Lay out the rows from the line containing "List UI elements" through the line containing "page-number: 142 xyxy=(462,1236,491,1257)" as a numbered list, omitting any blank lines.

Provided data
--------------------------------------------------

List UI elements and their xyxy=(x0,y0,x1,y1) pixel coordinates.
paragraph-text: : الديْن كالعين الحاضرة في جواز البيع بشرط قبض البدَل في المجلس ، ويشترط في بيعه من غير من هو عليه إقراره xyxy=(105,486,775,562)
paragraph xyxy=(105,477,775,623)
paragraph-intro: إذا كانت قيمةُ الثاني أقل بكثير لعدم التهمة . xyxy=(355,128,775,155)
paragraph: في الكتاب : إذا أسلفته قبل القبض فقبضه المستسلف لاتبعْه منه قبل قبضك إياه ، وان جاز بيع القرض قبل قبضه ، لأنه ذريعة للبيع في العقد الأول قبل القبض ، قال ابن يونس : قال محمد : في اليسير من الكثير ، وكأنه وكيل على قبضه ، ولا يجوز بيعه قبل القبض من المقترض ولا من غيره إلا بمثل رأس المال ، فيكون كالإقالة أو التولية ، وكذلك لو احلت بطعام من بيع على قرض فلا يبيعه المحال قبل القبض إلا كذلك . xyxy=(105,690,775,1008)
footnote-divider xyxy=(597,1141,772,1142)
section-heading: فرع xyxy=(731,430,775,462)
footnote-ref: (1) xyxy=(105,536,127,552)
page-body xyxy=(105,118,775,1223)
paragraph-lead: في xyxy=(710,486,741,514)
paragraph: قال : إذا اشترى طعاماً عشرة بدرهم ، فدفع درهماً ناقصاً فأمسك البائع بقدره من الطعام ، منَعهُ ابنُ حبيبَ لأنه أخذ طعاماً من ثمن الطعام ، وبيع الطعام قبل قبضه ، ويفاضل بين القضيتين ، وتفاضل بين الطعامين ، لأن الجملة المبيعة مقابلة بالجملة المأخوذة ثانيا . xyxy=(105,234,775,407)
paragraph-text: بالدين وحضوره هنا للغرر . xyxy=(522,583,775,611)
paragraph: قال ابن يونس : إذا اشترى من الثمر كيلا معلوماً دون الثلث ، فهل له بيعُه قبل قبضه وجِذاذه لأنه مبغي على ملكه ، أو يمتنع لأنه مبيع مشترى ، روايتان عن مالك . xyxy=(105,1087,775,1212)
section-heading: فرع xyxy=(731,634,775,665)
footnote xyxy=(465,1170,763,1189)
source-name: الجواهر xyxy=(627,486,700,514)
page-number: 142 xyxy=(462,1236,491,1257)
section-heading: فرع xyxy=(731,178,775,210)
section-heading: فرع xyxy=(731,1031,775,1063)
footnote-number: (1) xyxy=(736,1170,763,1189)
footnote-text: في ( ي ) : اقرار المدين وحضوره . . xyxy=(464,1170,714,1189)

--------------------------------------------------

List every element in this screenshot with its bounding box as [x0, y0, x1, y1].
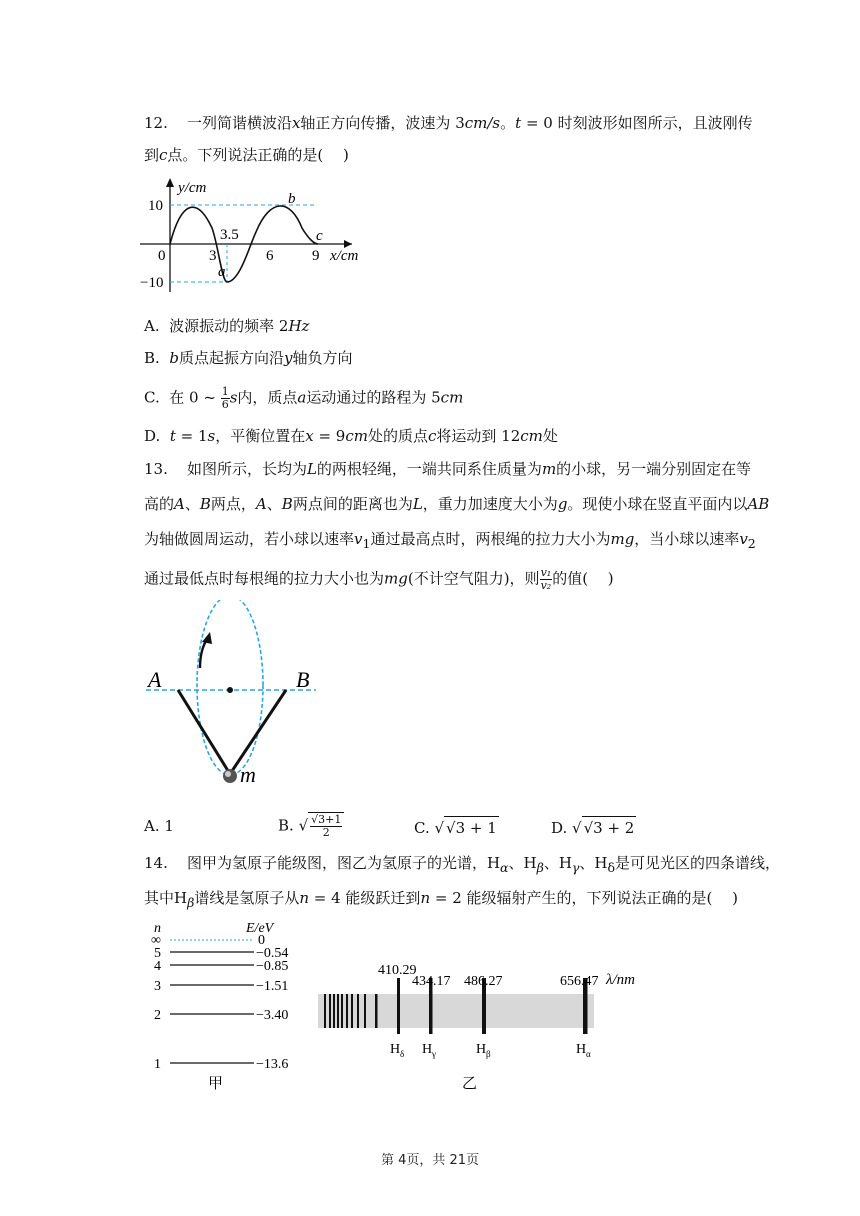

--------------------------------------------------

Result of the task
1. List UI elements and their xyxy=(x0,y0,x1,y1) pixel coordinates.
2. paragraph-text: : الديْن كالعين الحاضرة في جواز البيع بشرط قبض البدَل في المجلس ، ويشترط في بيعه من غير من هو عليه إقراره xyxy=(105,486,775,562)
3. paragraph xyxy=(105,477,775,623)
4. paragraph-intro: إذا كانت قيمةُ الثاني أقل بكثير لعدم التهمة . xyxy=(355,128,775,155)
5. paragraph: في الكتاب : إذا أسلفته قبل القبض فقبضه المستسلف لاتبعْه منه قبل قبضك إياه ، وان جاز بيع القرض قبل قبضه ، لأنه ذريعة للبيع في العقد الأول قبل القبض ، قال ابن يونس : قال محمد : في اليسير من الكثير ، وكأنه وكيل على قبضه ، ولا يجوز بيعه قبل القبض من المقترض ولا من غيره إلا بمثل رأس المال ، فيكون كالإقالة أو التولية ، وكذلك لو احلت بطعام من بيع على قرض فلا يبيعه المحال قبل القبض إلا كذلك . xyxy=(105,690,775,1008)
6. footnote-divider xyxy=(597,1141,772,1142)
7. section-heading: فرع xyxy=(731,430,775,462)
8. footnote-ref: (1) xyxy=(105,536,127,552)
9. page-body xyxy=(105,118,775,1223)
10. paragraph-lead: في xyxy=(710,486,741,514)
11. paragraph: قال : إذا اشترى طعاماً عشرة بدرهم ، فدفع درهماً ناقصاً فأمسك البائع بقدره من الطعام ، منَعهُ ابنُ حبيبَ لأنه أخذ طعاماً من ثمن الطعام ، وبيع الطعام قبل قبضه ، ويفاضل بين القضيتين ، وتفاضل بين الطعامين ، لأن الجملة المبيعة مقابلة بالجملة المأخوذة ثانيا . xyxy=(105,234,775,407)
12. paragraph-text: بالدين وحضوره هنا للغرر . xyxy=(522,583,775,611)
13. paragraph: قال ابن يونس : إذا اشترى من الثمر كيلا معلوماً دون الثلث ، فهل له بيعُه قبل قبضه وجِذاذه لأنه مبغي على ملكه ، أو يمتنع لأنه مبيع مشترى ، روايتان عن مالك . xyxy=(105,1087,775,1212)
14. section-heading: فرع xyxy=(731,634,775,665)
15. footnote xyxy=(465,1170,763,1189)
16. source-name: الجواهر xyxy=(627,486,700,514)
17. page-number: 142 xyxy=(462,1236,491,1257)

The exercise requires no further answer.